-- start --

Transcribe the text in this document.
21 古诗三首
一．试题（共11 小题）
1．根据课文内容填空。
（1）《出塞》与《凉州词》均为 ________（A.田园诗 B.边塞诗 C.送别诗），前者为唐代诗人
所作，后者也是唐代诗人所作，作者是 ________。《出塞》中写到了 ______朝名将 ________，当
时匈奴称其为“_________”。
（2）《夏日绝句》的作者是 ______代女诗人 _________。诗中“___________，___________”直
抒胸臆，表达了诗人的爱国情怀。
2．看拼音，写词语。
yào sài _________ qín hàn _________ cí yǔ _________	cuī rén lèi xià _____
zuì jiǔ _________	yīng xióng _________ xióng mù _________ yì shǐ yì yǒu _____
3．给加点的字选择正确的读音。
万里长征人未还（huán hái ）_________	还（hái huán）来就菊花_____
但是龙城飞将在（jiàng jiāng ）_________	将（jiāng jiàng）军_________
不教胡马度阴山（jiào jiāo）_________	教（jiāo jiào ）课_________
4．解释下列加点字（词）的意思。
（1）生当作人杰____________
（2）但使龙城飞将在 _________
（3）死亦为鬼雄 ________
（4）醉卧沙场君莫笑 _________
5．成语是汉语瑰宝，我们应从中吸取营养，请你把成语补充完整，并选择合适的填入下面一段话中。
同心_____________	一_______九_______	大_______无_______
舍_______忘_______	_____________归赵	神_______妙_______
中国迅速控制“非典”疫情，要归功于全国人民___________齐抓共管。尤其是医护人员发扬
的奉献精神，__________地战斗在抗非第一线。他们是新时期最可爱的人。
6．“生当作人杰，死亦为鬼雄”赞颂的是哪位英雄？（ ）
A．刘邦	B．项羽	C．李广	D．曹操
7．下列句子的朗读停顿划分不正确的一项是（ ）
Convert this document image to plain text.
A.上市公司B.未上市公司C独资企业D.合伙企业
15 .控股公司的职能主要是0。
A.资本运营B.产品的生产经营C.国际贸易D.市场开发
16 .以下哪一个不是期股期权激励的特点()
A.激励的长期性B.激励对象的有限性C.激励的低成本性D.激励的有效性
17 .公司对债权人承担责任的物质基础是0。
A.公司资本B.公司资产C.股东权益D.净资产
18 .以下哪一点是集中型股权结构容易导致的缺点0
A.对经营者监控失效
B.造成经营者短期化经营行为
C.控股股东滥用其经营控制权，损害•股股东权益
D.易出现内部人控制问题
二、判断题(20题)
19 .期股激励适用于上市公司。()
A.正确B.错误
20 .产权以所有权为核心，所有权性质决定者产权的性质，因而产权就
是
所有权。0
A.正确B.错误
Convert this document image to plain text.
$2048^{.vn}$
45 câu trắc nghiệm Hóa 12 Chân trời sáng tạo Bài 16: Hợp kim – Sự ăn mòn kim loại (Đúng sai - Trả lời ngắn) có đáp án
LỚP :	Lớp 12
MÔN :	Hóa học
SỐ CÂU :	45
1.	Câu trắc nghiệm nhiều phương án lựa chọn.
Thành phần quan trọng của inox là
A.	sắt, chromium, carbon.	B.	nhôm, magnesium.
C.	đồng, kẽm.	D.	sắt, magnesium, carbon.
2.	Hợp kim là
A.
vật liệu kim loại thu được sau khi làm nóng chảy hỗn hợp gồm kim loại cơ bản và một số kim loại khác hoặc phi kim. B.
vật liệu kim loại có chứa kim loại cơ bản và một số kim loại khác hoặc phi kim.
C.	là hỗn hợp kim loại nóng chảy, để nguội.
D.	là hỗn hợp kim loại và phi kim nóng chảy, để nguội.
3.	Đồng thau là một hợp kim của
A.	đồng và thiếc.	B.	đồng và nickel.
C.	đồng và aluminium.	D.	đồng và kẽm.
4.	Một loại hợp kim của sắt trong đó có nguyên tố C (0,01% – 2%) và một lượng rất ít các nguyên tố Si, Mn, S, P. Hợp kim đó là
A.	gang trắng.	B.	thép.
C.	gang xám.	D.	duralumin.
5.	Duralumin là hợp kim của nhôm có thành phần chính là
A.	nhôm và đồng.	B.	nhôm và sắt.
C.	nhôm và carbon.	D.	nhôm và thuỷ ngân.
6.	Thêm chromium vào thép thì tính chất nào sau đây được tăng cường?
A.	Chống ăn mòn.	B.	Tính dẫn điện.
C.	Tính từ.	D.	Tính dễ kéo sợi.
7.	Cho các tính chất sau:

-- end --

Set task: Search the records for the string "chất" and return every line in which it occurs.

Solved exercise:
6.	Thêm chromium vào thép thì tính chất nào sau đây được tăng cường?
7.	Cho các tính chất sau:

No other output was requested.